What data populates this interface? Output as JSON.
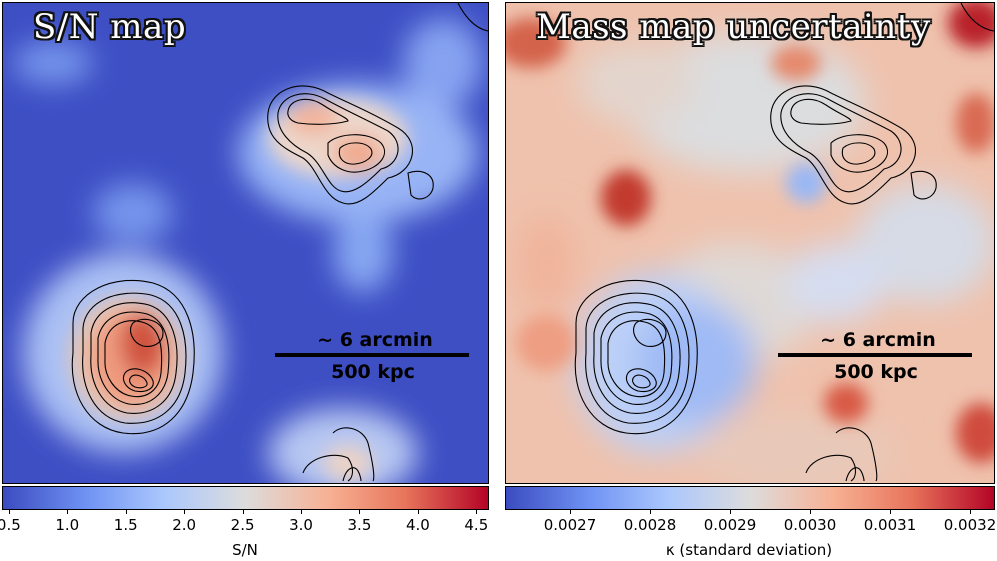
{
  "panels": [
    {
      "title": "S/N map",
      "scale_top": "~ 6 arcmin",
      "scale_bottom": "500 kpc",
      "colorbar": {
        "label": "S/N",
        "ticks": [
          "0.5",
          "1.0",
          "1.5",
          "2.0",
          "2.5",
          "3.0",
          "3.5",
          "4.0",
          "4.5"
        ],
        "range": [
          0.45,
          4.6
        ],
        "tick_values": [
          0.5,
          1.0,
          1.5,
          2.0,
          2.5,
          3.0,
          3.5,
          4.0,
          4.5
        ],
        "colormap": [
          "#3b4cc0",
          "#6f92f3",
          "#aac7fd",
          "#dddcdc",
          "#f7b194",
          "#e7745b",
          "#b40426"
        ]
      }
    },
    {
      "title": "Mass map uncertainty",
      "scale_top": "~ 6 arcmin",
      "scale_bottom": "500 kpc",
      "colorbar": {
        "label": "κ (standard deviation)",
        "ticks": [
          "0.0027",
          "0.0028",
          "0.0029",
          "0.0030",
          "0.0031",
          "0.0032"
        ],
        "range": [
          0.00262,
          0.00323
        ],
        "tick_values": [
          0.0027,
          0.0028,
          0.0029,
          0.003,
          0.0031,
          0.0032
        ],
        "colormap": [
          "#3b4cc0",
          "#6f92f3",
          "#aac7fd",
          "#dddcdc",
          "#f7b194",
          "#e7745b",
          "#b40426"
        ]
      }
    }
  ]
}
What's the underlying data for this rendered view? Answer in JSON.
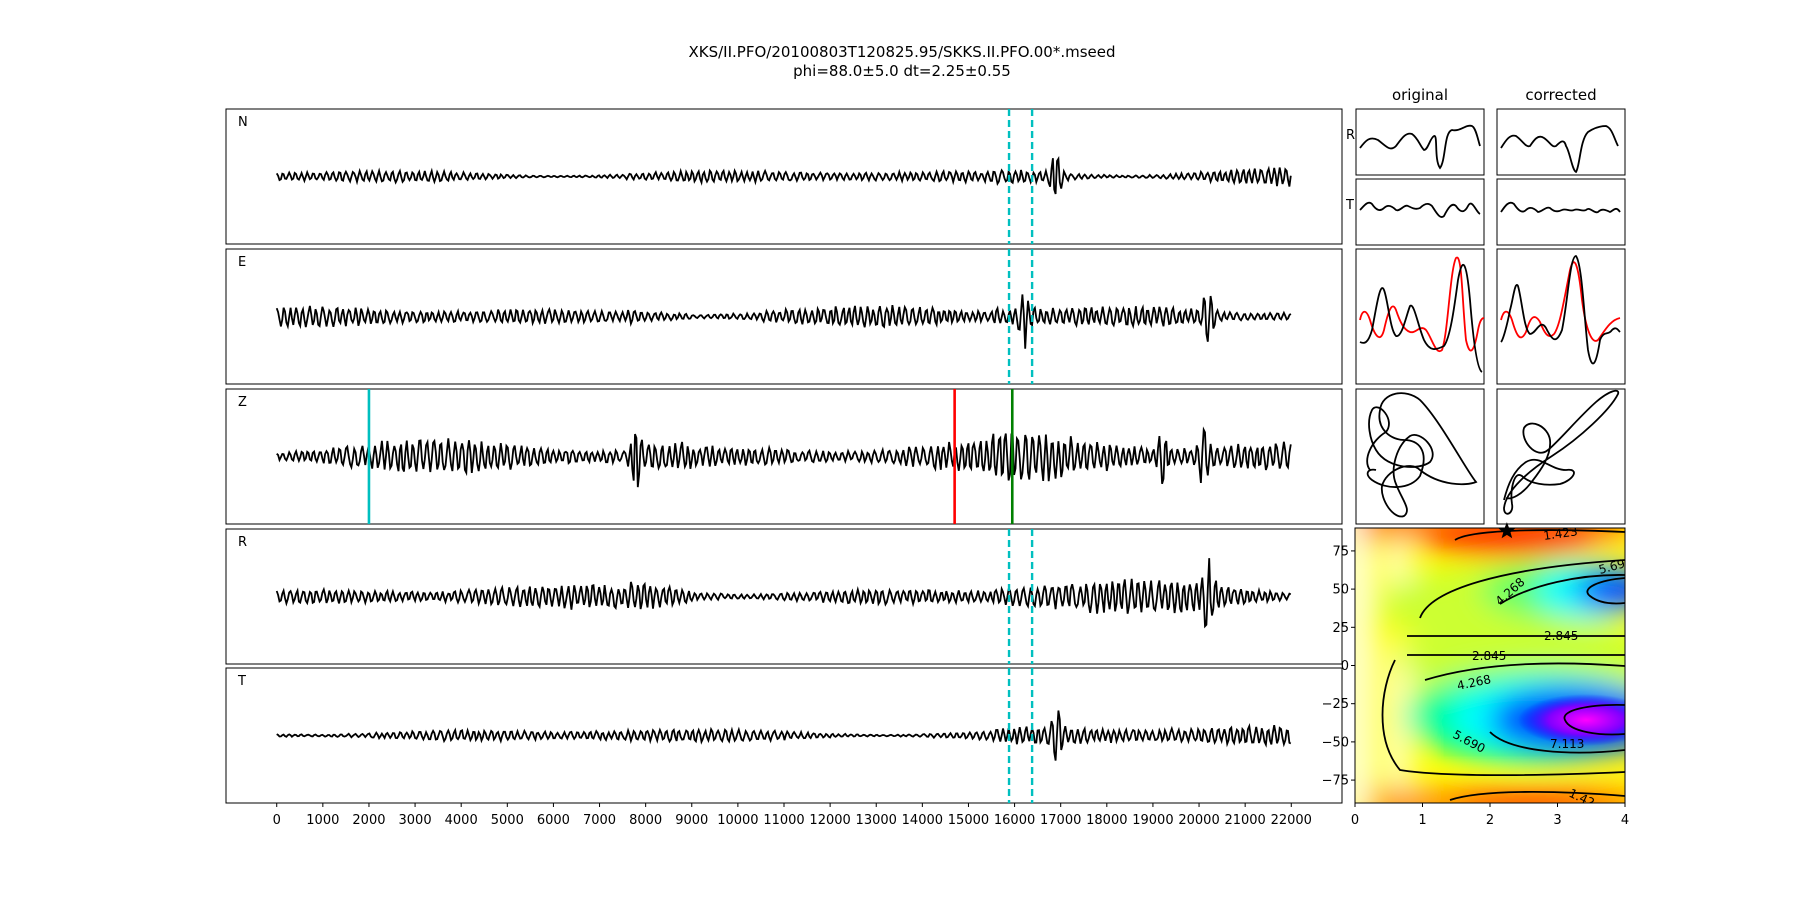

++++++++++++++++++++

Where a line above holds the string "data", show that line.

**Reply to the exercise:**
What data populates this interface? Output as JSON.
What's the underlying data for this rendered view? Answer in JSON.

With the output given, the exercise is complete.